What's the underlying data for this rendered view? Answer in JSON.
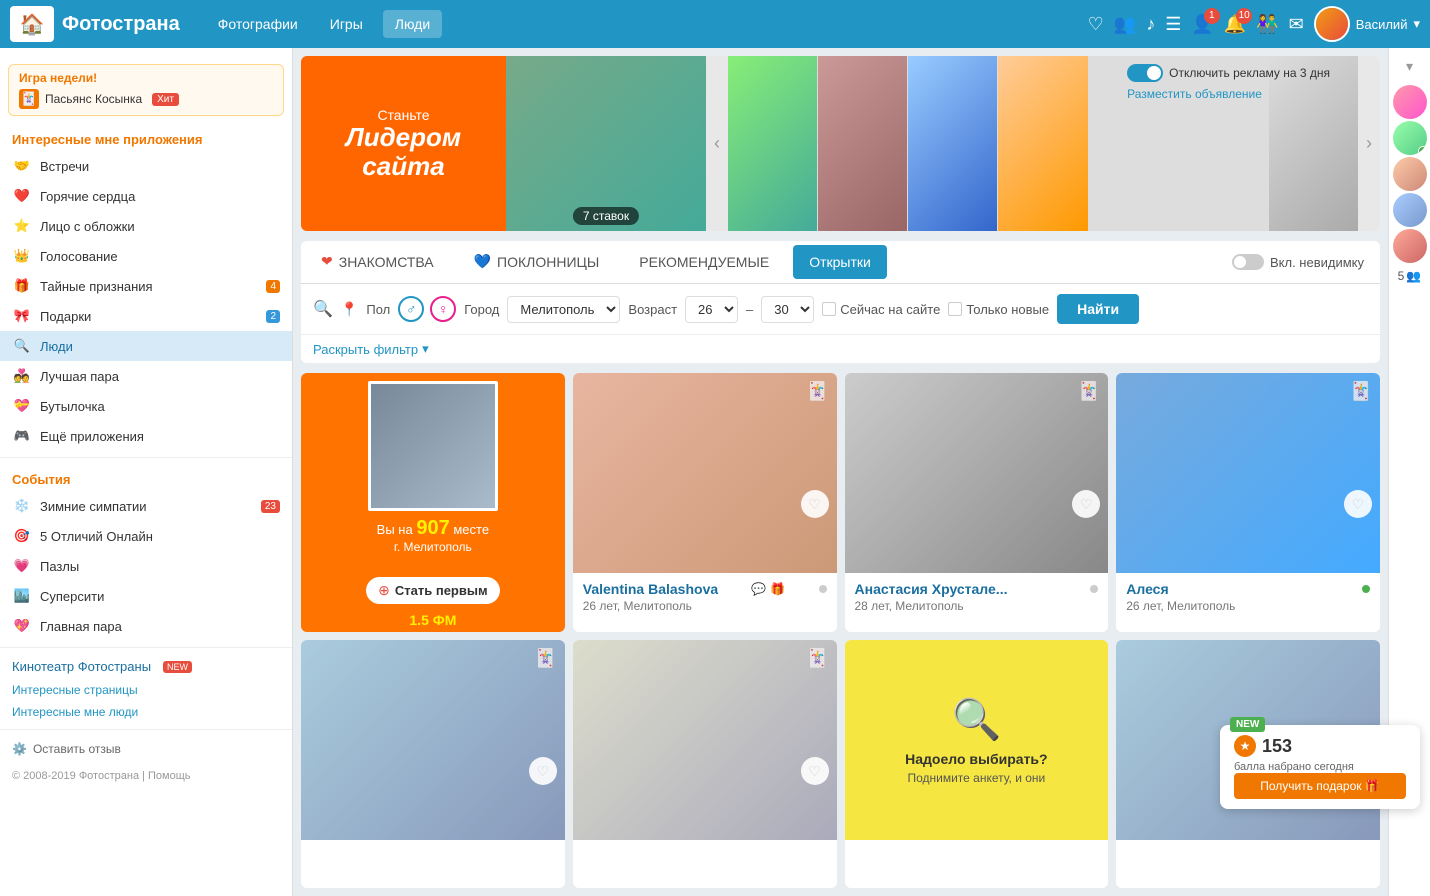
{
  "header": {
    "logo": "Фотострана",
    "nav": [
      {
        "label": "Фотографии",
        "active": false
      },
      {
        "label": "Игры",
        "active": false
      },
      {
        "label": "Люди",
        "active": true
      }
    ],
    "user": "Василий",
    "badge1": "1",
    "badge2": "10"
  },
  "sidebar": {
    "game_week_title": "Игра недели!",
    "game_name": "Пасьянс Косынка",
    "game_hit": "Хит",
    "interesting_apps": "Интересные мне приложения",
    "meetings": "Встречи",
    "items": [
      {
        "label": "Горячие сердца",
        "icon": "❤️",
        "badge": null
      },
      {
        "label": "Лицо с обложки",
        "icon": "⭐",
        "badge": null
      },
      {
        "label": "Голосование",
        "icon": "👑",
        "badge": null
      },
      {
        "label": "Тайные признания",
        "icon": "🎁",
        "badge": "4"
      },
      {
        "label": "Подарки",
        "icon": "🎀",
        "badge": "2"
      },
      {
        "label": "Люди",
        "icon": "🔍",
        "badge": null,
        "active": true
      },
      {
        "label": "Лучшая пара",
        "icon": "💑",
        "badge": null
      },
      {
        "label": "Бутылочка",
        "icon": "💝",
        "badge": null
      },
      {
        "label": "Ещё приложения",
        "icon": "🎮",
        "badge": null
      }
    ],
    "events_title": "События",
    "events": [
      {
        "label": "Зимние симпатии",
        "icon": "❄️",
        "badge": "23"
      },
      {
        "label": "5 Отличий Онлайн",
        "icon": "🎯",
        "badge": null
      },
      {
        "label": "Пазлы",
        "icon": "💗",
        "badge": null
      },
      {
        "label": "Суперсити",
        "icon": "🏙️",
        "badge": null
      },
      {
        "label": "Главная пара",
        "icon": "💖",
        "badge": null
      }
    ],
    "kinotheater": "Кинотеатр Фотостраны",
    "kinotheater_badge": "NEW",
    "interesting_pages": "Интересные страницы",
    "interesting_people": "Интересные мне люди",
    "feedback": "Оставить отзыв",
    "copyright": "© 2008-2019 Фотострана | Помощь"
  },
  "banner": {
    "title": "Станьте",
    "name_line1": "Лидером",
    "name_line2": "сайта",
    "bids": "7 ставок",
    "nav_left": "‹",
    "nav_right": "›"
  },
  "ad": {
    "toggle_label": "Отключить рекламу на 3 дня",
    "place_ad": "Разместить объявление"
  },
  "search": {
    "tabs": [
      {
        "label": "ЗНАКОМСТВА",
        "icon": "❤️",
        "active": false
      },
      {
        "label": "ПОКЛОННИЦЫ",
        "icon": "💙",
        "active": false
      },
      {
        "label": "РЕКОМЕНДУЕМЫЕ",
        "active": false
      },
      {
        "label": "Открытки",
        "active": true
      }
    ],
    "invisible_label": "Вкл. невидимку",
    "gender_label": "Пол",
    "city_label": "Город",
    "city_value": "Мелитополь",
    "age_label": "Возраст",
    "age_from": "26",
    "age_to": "30",
    "online_label": "Сейчас на сайте",
    "new_label": "Только новые",
    "find_btn": "Найти",
    "expand_label": "Раскрыть фильтр"
  },
  "profiles": [
    {
      "type": "rank",
      "rank": "907",
      "city": "г. Мелитополь",
      "rank_prefix": "Вы на",
      "rank_suffix": "месте",
      "become_first": "Стать первым",
      "fm": "1.5 ФМ"
    },
    {
      "name": "Valentina Balashova",
      "age": "26 лет, Мелитополь",
      "online": false,
      "photo_class": "photo-bg-1"
    },
    {
      "name": "Анастасия Хрустале...",
      "age": "28 лет, Мелитополь",
      "online": false,
      "photo_class": "photo-bg-2"
    },
    {
      "name": "Алеся",
      "age": "26 лет, Мелитополь",
      "online": true,
      "photo_class": "photo-bg-3"
    },
    {
      "name": "",
      "age": "",
      "online": false,
      "photo_class": "photo-bg-4"
    },
    {
      "name": "",
      "age": "",
      "online": false,
      "photo_class": "photo-bg-5"
    },
    {
      "type": "suggest",
      "text": "Надоело выбирать?",
      "subtext": "Поднимите анкету, и они",
      "photo_class": "photo-bg-6"
    },
    {
      "name": "",
      "age": "",
      "online": false,
      "photo_class": "photo-bg-4"
    }
  ],
  "points": {
    "new_label": "NEW",
    "amount": "153",
    "description": "балла набрано сегодня",
    "button": "Получить подарок 🎁"
  }
}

----

> _DIRECTIONS_: Pull every line containing the word "пара" out of the entries above.

> _EXERCISE RESULT_:
        "label": "Лучшая пара",
        "label": "Главная пара",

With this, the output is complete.